- _RECORDS PROVIDED_

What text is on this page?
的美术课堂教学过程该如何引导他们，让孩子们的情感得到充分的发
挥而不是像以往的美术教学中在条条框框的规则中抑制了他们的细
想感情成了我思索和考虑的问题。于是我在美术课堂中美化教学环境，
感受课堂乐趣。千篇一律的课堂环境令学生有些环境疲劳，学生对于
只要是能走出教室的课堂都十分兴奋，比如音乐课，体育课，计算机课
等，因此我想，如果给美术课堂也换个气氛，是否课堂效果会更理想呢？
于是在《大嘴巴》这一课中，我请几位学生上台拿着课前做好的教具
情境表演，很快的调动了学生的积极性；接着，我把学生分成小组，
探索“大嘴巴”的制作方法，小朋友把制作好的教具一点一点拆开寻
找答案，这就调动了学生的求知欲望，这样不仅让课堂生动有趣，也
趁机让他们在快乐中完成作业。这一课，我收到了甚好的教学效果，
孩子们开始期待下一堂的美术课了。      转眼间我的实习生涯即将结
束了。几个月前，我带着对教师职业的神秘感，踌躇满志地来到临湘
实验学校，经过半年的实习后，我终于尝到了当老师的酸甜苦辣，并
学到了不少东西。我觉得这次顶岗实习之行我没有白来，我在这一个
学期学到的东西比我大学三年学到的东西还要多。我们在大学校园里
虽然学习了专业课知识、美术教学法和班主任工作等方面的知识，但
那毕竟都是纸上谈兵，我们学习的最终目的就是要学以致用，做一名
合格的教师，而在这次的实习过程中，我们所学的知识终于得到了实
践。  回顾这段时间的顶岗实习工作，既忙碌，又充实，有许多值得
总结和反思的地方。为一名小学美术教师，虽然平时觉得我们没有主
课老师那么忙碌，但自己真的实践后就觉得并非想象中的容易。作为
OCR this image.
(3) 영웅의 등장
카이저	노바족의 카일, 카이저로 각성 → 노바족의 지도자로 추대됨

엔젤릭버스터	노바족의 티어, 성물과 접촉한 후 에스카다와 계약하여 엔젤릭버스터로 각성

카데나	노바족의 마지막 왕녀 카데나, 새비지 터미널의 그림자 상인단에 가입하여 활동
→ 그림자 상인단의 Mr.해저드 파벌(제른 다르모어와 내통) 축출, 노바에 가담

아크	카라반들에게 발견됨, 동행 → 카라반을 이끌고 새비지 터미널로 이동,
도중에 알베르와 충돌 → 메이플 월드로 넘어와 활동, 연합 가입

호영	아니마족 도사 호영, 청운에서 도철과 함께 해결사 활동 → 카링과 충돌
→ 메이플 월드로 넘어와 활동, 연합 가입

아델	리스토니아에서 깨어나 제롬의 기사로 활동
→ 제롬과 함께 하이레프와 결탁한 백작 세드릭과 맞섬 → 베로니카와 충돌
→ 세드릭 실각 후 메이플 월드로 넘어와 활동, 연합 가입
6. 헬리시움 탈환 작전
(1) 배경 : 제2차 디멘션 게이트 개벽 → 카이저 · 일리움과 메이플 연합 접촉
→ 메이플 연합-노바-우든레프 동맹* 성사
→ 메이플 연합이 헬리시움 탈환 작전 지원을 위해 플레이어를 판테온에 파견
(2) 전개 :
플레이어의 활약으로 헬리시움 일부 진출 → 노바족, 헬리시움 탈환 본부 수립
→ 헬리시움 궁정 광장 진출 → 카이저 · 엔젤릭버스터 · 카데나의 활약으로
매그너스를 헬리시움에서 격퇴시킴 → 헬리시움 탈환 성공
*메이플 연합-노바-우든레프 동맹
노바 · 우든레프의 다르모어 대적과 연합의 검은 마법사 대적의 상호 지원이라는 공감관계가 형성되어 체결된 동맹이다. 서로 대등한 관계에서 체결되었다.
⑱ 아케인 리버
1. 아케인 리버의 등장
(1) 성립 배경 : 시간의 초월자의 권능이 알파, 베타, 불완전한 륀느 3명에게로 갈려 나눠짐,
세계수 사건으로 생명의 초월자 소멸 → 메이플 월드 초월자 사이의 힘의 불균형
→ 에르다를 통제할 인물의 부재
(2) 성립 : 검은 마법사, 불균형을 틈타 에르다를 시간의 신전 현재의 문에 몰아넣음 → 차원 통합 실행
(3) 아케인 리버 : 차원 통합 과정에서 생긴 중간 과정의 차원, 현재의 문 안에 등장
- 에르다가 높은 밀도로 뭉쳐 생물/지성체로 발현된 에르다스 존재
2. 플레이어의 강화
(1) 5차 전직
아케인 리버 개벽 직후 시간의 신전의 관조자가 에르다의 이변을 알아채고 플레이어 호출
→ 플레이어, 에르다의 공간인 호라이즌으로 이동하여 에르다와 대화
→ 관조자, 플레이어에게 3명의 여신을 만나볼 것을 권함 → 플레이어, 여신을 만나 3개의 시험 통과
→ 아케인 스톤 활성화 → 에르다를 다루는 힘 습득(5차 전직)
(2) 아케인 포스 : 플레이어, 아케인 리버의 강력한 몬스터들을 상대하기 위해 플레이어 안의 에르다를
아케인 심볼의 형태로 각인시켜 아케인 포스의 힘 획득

- _TASK INSTRUCTIONS_
Each line above must be reproduced exactly as it stands.

- _RESPONSE_
What text is on this page?
的美术课堂教学过程该如何引导他们，让孩子们的情感得到充分的发
挥而不是像以往的美术教学中在条条框框的规则中抑制了他们的细
想感情成了我思索和考虑的问题。于是我在美术课堂中美化教学环境，
感受课堂乐趣。千篇一律的课堂环境令学生有些环境疲劳，学生对于
只要是能走出教室的课堂都十分兴奋，比如音乐课，体育课，计算机课
等，因此我想，如果给美术课堂也换个气氛，是否课堂效果会更理想呢？
于是在《大嘴巴》这一课中，我请几位学生上台拿着课前做好的教具
情境表演，很快的调动了学生的积极性；接着，我把学生分成小组，
探索“大嘴巴”的制作方法，小朋友把制作好的教具一点一点拆开寻
找答案，这就调动了学生的求知欲望，这样不仅让课堂生动有趣，也
趁机让他们在快乐中完成作业。这一课，我收到了甚好的教学效果，
孩子们开始期待下一堂的美术课了。      转眼间我的实习生涯即将结
束了。几个月前，我带着对教师职业的神秘感，踌躇满志地来到临湘
实验学校，经过半年的实习后，我终于尝到了当老师的酸甜苦辣，并
学到了不少东西。我觉得这次顶岗实习之行我没有白来，我在这一个
学期学到的东西比我大学三年学到的东西还要多。我们在大学校园里
虽然学习了专业课知识、美术教学法和班主任工作等方面的知识，但
那毕竟都是纸上谈兵，我们学习的最终目的就是要学以致用，做一名
合格的教师，而在这次的实习过程中，我们所学的知识终于得到了实
践。  回顾这段时间的顶岗实习工作，既忙碌，又充实，有许多值得
总结和反思的地方。为一名小学美术教师，虽然平时觉得我们没有主
课老师那么忙碌，但自己真的实践后就觉得并非想象中的容易。作为
OCR this image.
(3) 영웅의 등장
카이저	노바족의 카일, 카이저로 각성 → 노바족의 지도자로 추대됨

엔젤릭버스터	노바족의 티어, 성물과 접촉한 후 에스카다와 계약하여 엔젤릭버스터로 각성

카데나	노바족의 마지막 왕녀 카데나, 새비지 터미널의 그림자 상인단에 가입하여 활동
→ 그림자 상인단의 Mr.해저드 파벌(제른 다르모어와 내통) 축출, 노바에 가담

아크	카라반들에게 발견됨, 동행 → 카라반을 이끌고 새비지 터미널로 이동,
도중에 알베르와 충돌 → 메이플 월드로 넘어와 활동, 연합 가입

호영	아니마족 도사 호영, 청운에서 도철과 함께 해결사 활동 → 카링과 충돌
→ 메이플 월드로 넘어와 활동, 연합 가입

아델	리스토니아에서 깨어나 제롬의 기사로 활동
→ 제롬과 함께 하이레프와 결탁한 백작 세드릭과 맞섬 → 베로니카와 충돌
→ 세드릭 실각 후 메이플 월드로 넘어와 활동, 연합 가입
6. 헬리시움 탈환 작전
(1) 배경 : 제2차 디멘션 게이트 개벽 → 카이저 · 일리움과 메이플 연합 접촉
→ 메이플 연합-노바-우든레프 동맹* 성사
→ 메이플 연합이 헬리시움 탈환 작전 지원을 위해 플레이어를 판테온에 파견
(2) 전개 :
플레이어의 활약으로 헬리시움 일부 진출 → 노바족, 헬리시움 탈환 본부 수립
→ 헬리시움 궁정 광장 진출 → 카이저 · 엔젤릭버스터 · 카데나의 활약으로
매그너스를 헬리시움에서 격퇴시킴 → 헬리시움 탈환 성공
*메이플 연합-노바-우든레프 동맹
노바 · 우든레프의 다르모어 대적과 연합의 검은 마법사 대적의 상호 지원이라는 공감관계가 형성되어 체결된 동맹이다. 서로 대등한 관계에서 체결되었다.
⑱ 아케인 리버
1. 아케인 리버의 등장
(1) 성립 배경 : 시간의 초월자의 권능이 알파, 베타, 불완전한 륀느 3명에게로 갈려 나눠짐,
세계수 사건으로 생명의 초월자 소멸 → 메이플 월드 초월자 사이의 힘의 불균형
→ 에르다를 통제할 인물의 부재
(2) 성립 : 검은 마법사, 불균형을 틈타 에르다를 시간의 신전 현재의 문에 몰아넣음 → 차원 통합 실행
(3) 아케인 리버 : 차원 통합 과정에서 생긴 중간 과정의 차원, 현재의 문 안에 등장
- 에르다가 높은 밀도로 뭉쳐 생물/지성체로 발현된 에르다스 존재
2. 플레이어의 강화
(1) 5차 전직
아케인 리버 개벽 직후 시간의 신전의 관조자가 에르다의 이변을 알아채고 플레이어 호출
→ 플레이어, 에르다의 공간인 호라이즌으로 이동하여 에르다와 대화
→ 관조자, 플레이어에게 3명의 여신을 만나볼 것을 권함 → 플레이어, 여신을 만나 3개의 시험 통과
→ 아케인 스톤 활성화 → 에르다를 다루는 힘 습득(5차 전직)
(2) 아케인 포스 : 플레이어, 아케인 리버의 강력한 몬스터들을 상대하기 위해 플레이어 안의 에르다를
아케인 심볼의 형태로 각인시켜 아케인 포스의 힘 획득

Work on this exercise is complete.